WRITTEN PROBLEM:
Provide only the number of lines in the records below that include "JSON".

>> START

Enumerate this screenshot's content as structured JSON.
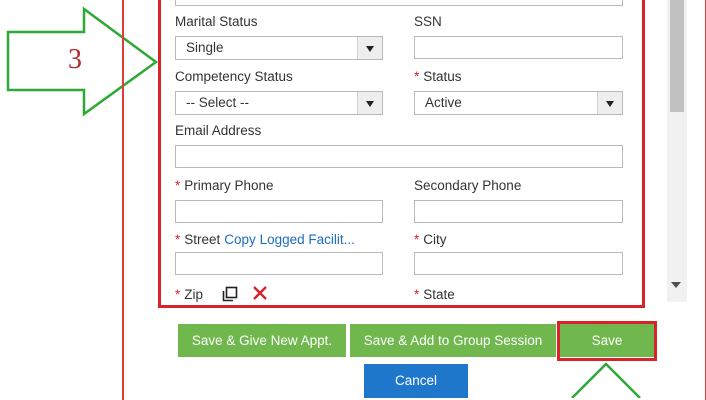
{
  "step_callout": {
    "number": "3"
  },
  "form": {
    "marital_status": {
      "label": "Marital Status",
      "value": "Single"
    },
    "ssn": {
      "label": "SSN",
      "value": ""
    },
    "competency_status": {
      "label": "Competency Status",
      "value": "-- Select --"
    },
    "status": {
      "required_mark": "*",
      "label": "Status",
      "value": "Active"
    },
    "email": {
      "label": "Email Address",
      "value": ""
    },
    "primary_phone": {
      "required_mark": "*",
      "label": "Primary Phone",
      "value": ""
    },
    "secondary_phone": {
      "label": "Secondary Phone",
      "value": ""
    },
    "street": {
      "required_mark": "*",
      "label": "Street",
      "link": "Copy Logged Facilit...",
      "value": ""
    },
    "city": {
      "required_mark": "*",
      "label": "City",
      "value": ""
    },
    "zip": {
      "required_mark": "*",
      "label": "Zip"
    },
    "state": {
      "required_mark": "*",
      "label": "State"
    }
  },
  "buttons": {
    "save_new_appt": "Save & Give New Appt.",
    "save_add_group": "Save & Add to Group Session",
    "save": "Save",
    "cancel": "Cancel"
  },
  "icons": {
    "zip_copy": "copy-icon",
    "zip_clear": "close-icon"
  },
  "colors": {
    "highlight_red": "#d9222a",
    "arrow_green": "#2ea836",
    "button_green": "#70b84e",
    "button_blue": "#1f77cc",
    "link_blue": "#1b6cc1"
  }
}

>> END
>> START

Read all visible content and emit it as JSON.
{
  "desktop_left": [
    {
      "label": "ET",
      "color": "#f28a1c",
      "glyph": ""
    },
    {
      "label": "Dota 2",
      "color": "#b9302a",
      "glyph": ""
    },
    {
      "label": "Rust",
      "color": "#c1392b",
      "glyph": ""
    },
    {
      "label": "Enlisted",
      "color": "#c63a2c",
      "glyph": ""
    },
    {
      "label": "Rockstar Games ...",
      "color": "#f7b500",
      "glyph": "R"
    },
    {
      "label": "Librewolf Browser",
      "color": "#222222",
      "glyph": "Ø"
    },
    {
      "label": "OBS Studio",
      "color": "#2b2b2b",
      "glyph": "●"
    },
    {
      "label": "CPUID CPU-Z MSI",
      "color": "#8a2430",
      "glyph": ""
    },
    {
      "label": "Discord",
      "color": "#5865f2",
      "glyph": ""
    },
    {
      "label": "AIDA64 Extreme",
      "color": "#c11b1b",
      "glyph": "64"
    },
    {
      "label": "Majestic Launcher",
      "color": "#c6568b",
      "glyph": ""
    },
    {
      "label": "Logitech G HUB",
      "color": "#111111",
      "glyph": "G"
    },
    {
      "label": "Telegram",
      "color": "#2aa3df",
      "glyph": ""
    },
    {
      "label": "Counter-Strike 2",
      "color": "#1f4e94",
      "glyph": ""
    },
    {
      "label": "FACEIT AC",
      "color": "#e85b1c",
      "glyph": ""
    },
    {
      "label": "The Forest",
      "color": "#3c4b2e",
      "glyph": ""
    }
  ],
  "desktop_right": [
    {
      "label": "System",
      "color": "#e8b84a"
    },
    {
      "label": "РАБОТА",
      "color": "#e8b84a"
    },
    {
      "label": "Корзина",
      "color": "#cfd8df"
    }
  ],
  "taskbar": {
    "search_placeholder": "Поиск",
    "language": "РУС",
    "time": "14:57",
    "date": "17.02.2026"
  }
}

>> END

RESPONSE BELOW:
2